What is needed:
Search the listing for "JSON" and copy every line where it appears.

Records to process:

>> START

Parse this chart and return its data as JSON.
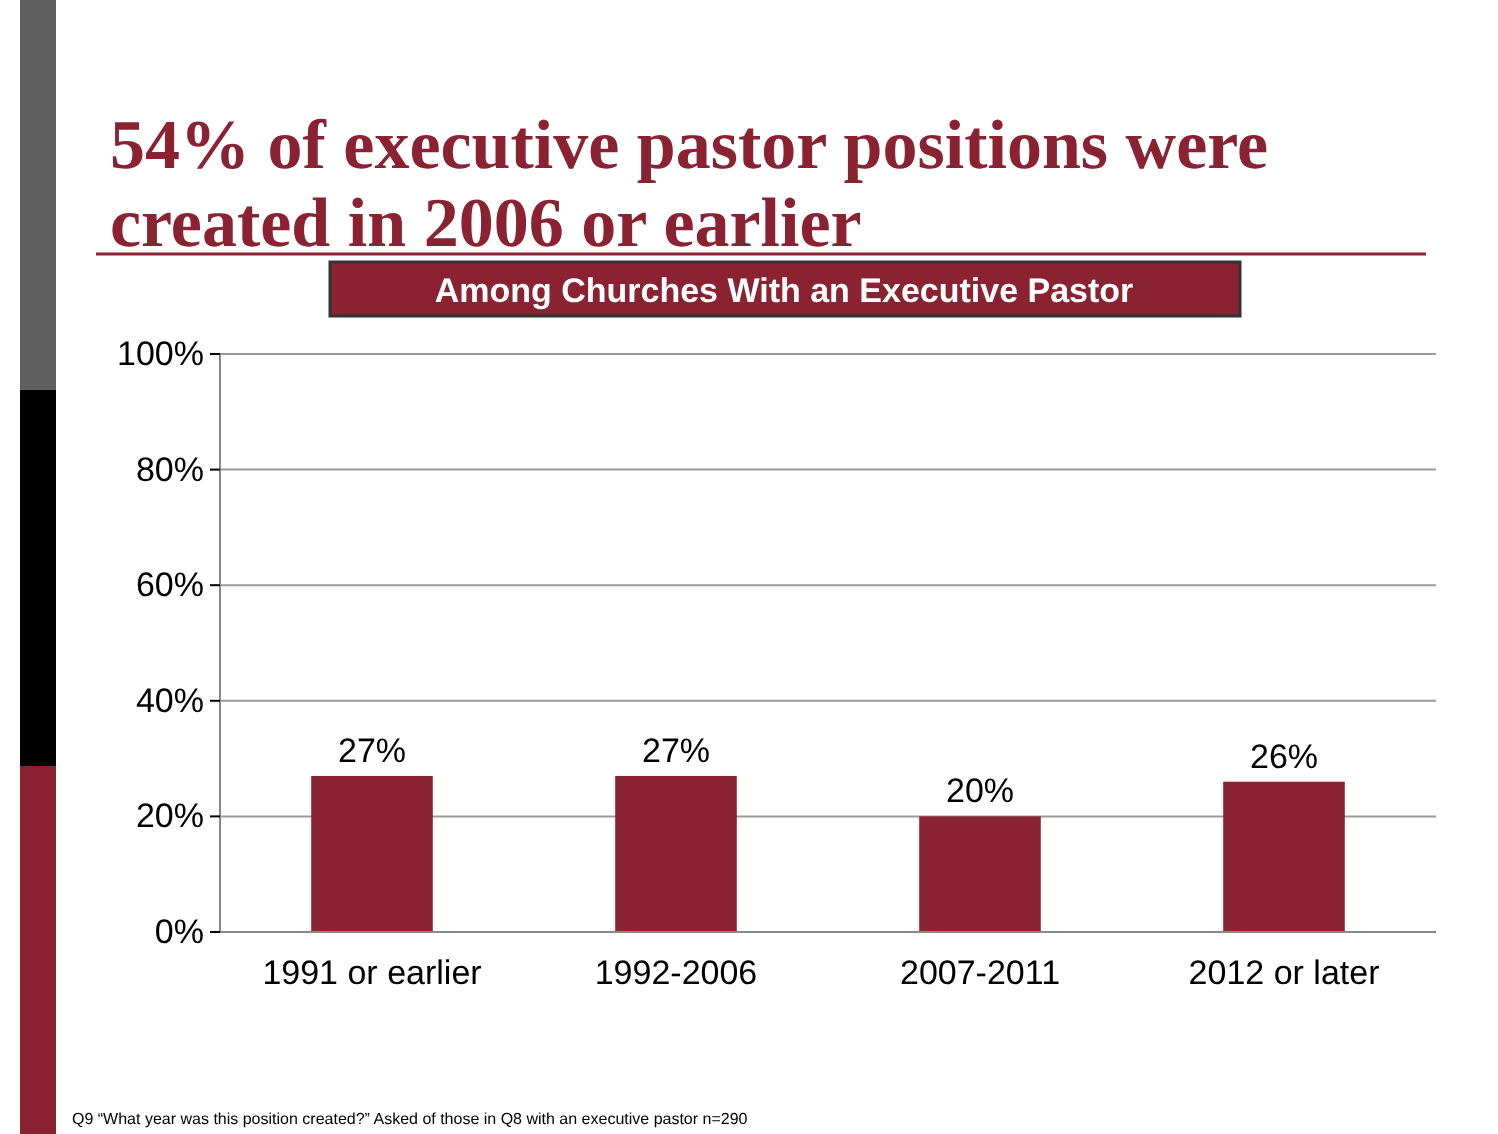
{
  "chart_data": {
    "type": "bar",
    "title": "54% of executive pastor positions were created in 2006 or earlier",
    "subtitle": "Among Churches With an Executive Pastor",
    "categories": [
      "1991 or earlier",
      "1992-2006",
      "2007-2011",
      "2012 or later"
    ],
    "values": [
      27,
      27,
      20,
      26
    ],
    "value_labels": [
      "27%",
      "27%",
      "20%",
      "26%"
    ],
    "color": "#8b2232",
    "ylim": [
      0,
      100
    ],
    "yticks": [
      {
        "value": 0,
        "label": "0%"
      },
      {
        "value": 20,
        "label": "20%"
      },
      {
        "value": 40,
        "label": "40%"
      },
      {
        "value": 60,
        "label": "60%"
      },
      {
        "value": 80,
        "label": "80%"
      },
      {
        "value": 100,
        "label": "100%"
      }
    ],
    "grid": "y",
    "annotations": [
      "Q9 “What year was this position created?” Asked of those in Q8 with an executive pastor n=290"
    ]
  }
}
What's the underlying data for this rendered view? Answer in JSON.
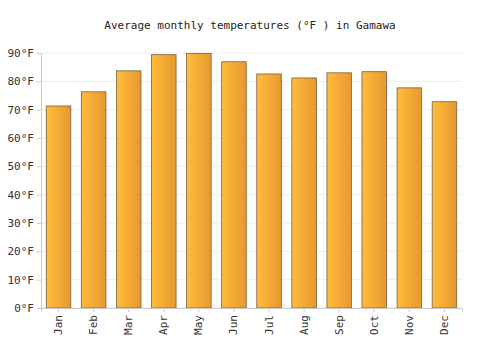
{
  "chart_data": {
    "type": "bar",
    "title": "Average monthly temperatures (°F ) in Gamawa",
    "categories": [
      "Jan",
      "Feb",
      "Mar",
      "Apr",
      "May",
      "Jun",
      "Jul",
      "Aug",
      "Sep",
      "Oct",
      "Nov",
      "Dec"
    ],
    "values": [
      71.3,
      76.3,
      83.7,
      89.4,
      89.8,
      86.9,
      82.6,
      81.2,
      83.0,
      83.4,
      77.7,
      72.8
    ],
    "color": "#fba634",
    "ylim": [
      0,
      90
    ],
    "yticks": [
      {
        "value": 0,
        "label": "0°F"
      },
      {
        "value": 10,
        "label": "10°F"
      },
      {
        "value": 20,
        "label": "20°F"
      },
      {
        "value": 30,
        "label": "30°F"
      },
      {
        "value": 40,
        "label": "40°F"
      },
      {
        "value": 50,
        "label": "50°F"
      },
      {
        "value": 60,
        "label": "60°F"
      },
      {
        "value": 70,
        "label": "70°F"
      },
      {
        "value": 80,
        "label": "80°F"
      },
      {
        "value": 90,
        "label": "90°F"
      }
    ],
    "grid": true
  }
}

>> END

Task answer:
Parse this chart and return its data as JSON.
What's the underlying data for this rendered view? Answer in JSON.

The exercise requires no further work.